What is expected – Leave out the pictures and return every entry exactly as it appears.

___ Input records ___

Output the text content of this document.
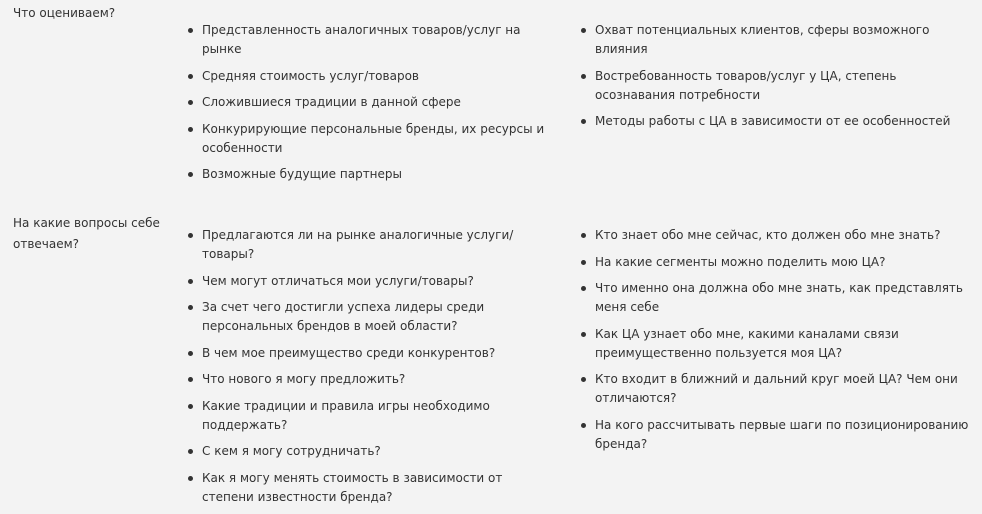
Что оцениваем?
Представленность аналогичных товаров/услуг на рынке
Средняя стоимость услуг/товаров
Сложившиеся традиции в данной сфере
Конкурирующие персональные бренды, их ресурсы и особенности
Возможные будущие партнеры
Охват потенциальных клиентов, сферы возможного влияния
Востребованность товаров/услуг у ЦА, степень осознавания потребности
Методы работы с ЦА в зависимости от ее особенностей
На какие вопросы себе отвечаем?
Предлагаются ли на рынке аналогичные услуги/товары?
Чем могут отличаться мои услуги/товары?
За счет чего достигли успеха лидеры среди персональных брендов в моей области?
В чем мое преимущество среди конкурентов?
Что нового я могу предложить?
Какие традиции и правила игры необходимо поддержать?
С кем я могу сотрудничать?
Как я могу менять стоимость в зависимости от степени известности бренда?
Кто знает обо мне сейчас, кто должен обо мне знать?
На какие сегменты можно поделить мою ЦА?
Что именно она должна обо мне знать, как представлять меня себе
Как ЦА узнает обо мне, какими каналами связи преимущественно пользуется моя ЦА?
Кто входит в ближний и дальний круг моей ЦА? Чем они отличаются?
На кого рассчитывать первые шаги по позиционированию бренда?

___

Task output –
Output the text content of this document.
Что оцениваем?
Представленность аналогичных товаров/услуг на рынке
Средняя стоимость услуг/товаров
Сложившиеся традиции в данной сфере
Конкурирующие персональные бренды, их ресурсы и особенности
Возможные будущие партнеры
Охват потенциальных клиентов, сферы возможного влияния
Востребованность товаров/услуг у ЦА, степень осознавания потребности
Методы работы с ЦА в зависимости от ее особенностей
На какие вопросы себе отвечаем?
Предлагаются ли на рынке аналогичные услуги/товары?
Чем могут отличаться мои услуги/товары?
За счет чего достигли успеха лидеры среди персональных брендов в моей области?
В чем мое преимущество среди конкурентов?
Что нового я могу предложить?
Какие традиции и правила игры необходимо поддержать?
С кем я могу сотрудничать?
Как я могу менять стоимость в зависимости от степени известности бренда?
Кто знает обо мне сейчас, кто должен обо мне знать?
На какие сегменты можно поделить мою ЦА?
Что именно она должна обо мне знать, как представлять меня себе
Как ЦА узнает обо мне, какими каналами связи преимущественно пользуется моя ЦА?
Кто входит в ближний и дальний круг моей ЦА? Чем они отличаются?
На кого рассчитывать первые шаги по позиционированию бренда?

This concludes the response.